## OBJECTIVE
Where does the string "contrato" appear in the records? Copy every line that contains it.

───── TASK INPUTS

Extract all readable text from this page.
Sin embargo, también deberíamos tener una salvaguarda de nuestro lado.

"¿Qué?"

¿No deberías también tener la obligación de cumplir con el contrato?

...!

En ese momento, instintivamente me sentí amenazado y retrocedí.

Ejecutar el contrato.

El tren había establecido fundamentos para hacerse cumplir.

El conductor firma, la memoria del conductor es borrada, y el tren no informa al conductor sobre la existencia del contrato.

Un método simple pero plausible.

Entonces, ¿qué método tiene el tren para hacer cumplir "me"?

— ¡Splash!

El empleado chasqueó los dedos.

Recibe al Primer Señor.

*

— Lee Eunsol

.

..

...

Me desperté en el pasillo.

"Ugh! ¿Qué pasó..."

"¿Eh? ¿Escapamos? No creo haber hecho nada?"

──────────

## OUTPUT OF THE TASK
¿No deberías también tener la obligación de cumplir con el contrato?
Ejecutar el contrato.
El conductor firma, la memoria del conductor es borrada, y el tren no informa al conductor sobre la existencia del contrato.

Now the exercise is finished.